▶ What needs to be done
Repeat the listing below in full, exactly as it stands.

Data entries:
* Begin *

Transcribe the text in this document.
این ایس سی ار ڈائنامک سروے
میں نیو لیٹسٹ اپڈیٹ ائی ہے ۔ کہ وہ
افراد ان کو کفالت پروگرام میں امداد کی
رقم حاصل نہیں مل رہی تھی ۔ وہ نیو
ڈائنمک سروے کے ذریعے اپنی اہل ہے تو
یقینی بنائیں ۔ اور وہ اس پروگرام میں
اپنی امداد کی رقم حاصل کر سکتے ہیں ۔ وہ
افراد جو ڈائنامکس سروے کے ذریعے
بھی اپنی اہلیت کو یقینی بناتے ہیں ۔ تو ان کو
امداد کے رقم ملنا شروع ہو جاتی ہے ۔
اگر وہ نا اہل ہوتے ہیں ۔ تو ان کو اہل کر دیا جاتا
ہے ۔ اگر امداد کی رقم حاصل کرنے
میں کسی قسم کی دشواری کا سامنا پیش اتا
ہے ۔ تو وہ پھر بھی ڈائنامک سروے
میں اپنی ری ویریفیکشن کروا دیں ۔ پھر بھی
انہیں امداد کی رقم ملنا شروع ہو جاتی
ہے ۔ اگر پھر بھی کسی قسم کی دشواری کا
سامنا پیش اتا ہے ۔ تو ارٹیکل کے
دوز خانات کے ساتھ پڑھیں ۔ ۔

* End *

▶ Correct output
Transcribe the text in this document.
این ایس سی ار ڈائنامک سروے
میں نیو لیٹسٹ اپڈیٹ ائی ہے ۔ کہ وہ
افراد ان کو کفالت پروگرام میں امداد کی
رقم حاصل نہیں مل رہی تھی ۔ وہ نیو
ڈائنمک سروے کے ذریعے اپنی اہل ہے تو
یقینی بنائیں ۔ اور وہ اس پروگرام میں
اپنی امداد کی رقم حاصل کر سکتے ہیں ۔ وہ
افراد جو ڈائنامکس سروے کے ذریعے
بھی اپنی اہلیت کو یقینی بناتے ہیں ۔ تو ان کو
امداد کے رقم ملنا شروع ہو جاتی ہے ۔
اگر وہ نا اہل ہوتے ہیں ۔ تو ان کو اہل کر دیا جاتا
ہے ۔ اگر امداد کی رقم حاصل کرنے
میں کسی قسم کی دشواری کا سامنا پیش اتا
ہے ۔ تو وہ پھر بھی ڈائنامک سروے
میں اپنی ری ویریفیکشن کروا دیں ۔ پھر بھی
انہیں امداد کی رقم ملنا شروع ہو جاتی
ہے ۔ اگر پھر بھی کسی قسم کی دشواری کا
سامنا پیش اتا ہے ۔ تو ارٹیکل کے
دوز خانات کے ساتھ پڑھیں ۔ ۔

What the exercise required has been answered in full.